What is expected: Extract the full set of records, then give each one again exactly.
======== Entries shown ========
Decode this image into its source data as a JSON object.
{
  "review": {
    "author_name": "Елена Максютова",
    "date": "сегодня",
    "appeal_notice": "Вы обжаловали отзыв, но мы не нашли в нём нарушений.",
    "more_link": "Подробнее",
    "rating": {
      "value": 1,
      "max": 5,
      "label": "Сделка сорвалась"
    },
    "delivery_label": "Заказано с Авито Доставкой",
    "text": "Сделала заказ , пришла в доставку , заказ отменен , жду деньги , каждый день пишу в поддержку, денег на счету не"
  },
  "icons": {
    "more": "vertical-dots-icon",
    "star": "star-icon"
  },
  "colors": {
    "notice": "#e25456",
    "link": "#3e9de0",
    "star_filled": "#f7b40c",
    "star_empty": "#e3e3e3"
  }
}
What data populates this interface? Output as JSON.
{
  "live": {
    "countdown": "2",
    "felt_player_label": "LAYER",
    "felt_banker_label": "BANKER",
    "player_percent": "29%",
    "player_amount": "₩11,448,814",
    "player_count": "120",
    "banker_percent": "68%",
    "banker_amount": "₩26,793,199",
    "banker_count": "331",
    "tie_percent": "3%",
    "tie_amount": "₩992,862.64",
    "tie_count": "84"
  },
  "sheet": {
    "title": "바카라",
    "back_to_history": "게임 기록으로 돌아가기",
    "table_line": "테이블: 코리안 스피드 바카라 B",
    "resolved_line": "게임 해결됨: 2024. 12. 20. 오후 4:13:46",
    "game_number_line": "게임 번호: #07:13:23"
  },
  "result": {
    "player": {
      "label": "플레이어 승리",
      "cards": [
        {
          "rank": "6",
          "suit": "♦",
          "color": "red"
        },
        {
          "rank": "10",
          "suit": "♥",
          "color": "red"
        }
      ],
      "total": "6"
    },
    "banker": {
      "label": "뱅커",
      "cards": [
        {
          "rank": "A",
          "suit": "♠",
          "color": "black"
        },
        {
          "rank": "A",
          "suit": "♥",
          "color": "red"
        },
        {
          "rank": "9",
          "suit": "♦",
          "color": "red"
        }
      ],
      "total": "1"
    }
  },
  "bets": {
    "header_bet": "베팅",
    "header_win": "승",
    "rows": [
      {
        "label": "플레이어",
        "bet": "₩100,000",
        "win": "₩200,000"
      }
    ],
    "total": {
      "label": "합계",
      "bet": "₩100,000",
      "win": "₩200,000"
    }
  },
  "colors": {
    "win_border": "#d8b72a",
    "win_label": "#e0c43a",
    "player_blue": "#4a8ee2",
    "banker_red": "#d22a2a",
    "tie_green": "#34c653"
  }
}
========
Task output:
Decode this image into its source data as a JSON object.
{
  "review": {
    "author_name": "Елена Максютова",
    "date": "сегодня",
    "appeal_notice": "Вы обжаловали отзыв, но мы не нашли в нём нарушений.",
    "more_link": "Подробнее",
    "rating": {
      "value": 1,
      "max": 5,
      "label": "Сделка сорвалась"
    },
    "delivery_label": "Заказано с Авито Доставкой",
    "text": "Сделала заказ , пришла в доставку , заказ отменен , жду деньги , каждый день пишу в поддержку, денег на счету не"
  },
  "icons": {
    "more": "vertical-dots-icon",
    "star": "star-icon"
  },
  "colors": {
    "notice": "#e25456",
    "link": "#3e9de0",
    "star_filled": "#f7b40c",
    "star_empty": "#e3e3e3"
  }
}
What data populates this interface? Output as JSON.
{
  "live": {
    "countdown": "2",
    "felt_player_label": "LAYER",
    "felt_banker_label": "BANKER",
    "player_percent": "29%",
    "player_amount": "₩11,448,814",
    "player_count": "120",
    "banker_percent": "68%",
    "banker_amount": "₩26,793,199",
    "banker_count": "331",
    "tie_percent": "3%",
    "tie_amount": "₩992,862.64",
    "tie_count": "84"
  },
  "sheet": {
    "title": "바카라",
    "back_to_history": "게임 기록으로 돌아가기",
    "table_line": "테이블: 코리안 스피드 바카라 B",
    "resolved_line": "게임 해결됨: 2024. 12. 20. 오후 4:13:46",
    "game_number_line": "게임 번호: #07:13:23"
  },
  "result": {
    "player": {
      "label": "플레이어 승리",
      "cards": [
        {
          "rank": "6",
          "suit": "♦",
          "color": "red"
        },
        {
          "rank": "10",
          "suit": "♥",
          "color": "red"
        }
      ],
      "total": "6"
    },
    "banker": {
      "label": "뱅커",
      "cards": [
        {
          "rank": "A",
          "suit": "♠",
          "color": "black"
        },
        {
          "rank": "A",
          "suit": "♥",
          "color": "red"
        },
        {
          "rank": "9",
          "suit": "♦",
          "color": "red"
        }
      ],
      "total": "1"
    }
  },
  "bets": {
    "header_bet": "베팅",
    "header_win": "승",
    "rows": [
      {
        "label": "플레이어",
        "bet": "₩100,000",
        "win": "₩200,000"
      }
    ],
    "total": {
      "label": "합계",
      "bet": "₩100,000",
      "win": "₩200,000"
    }
  },
  "colors": {
    "win_border": "#d8b72a",
    "win_label": "#e0c43a",
    "player_blue": "#4a8ee2",
    "banker_red": "#d22a2a",
    "tie_green": "#34c653"
  }
}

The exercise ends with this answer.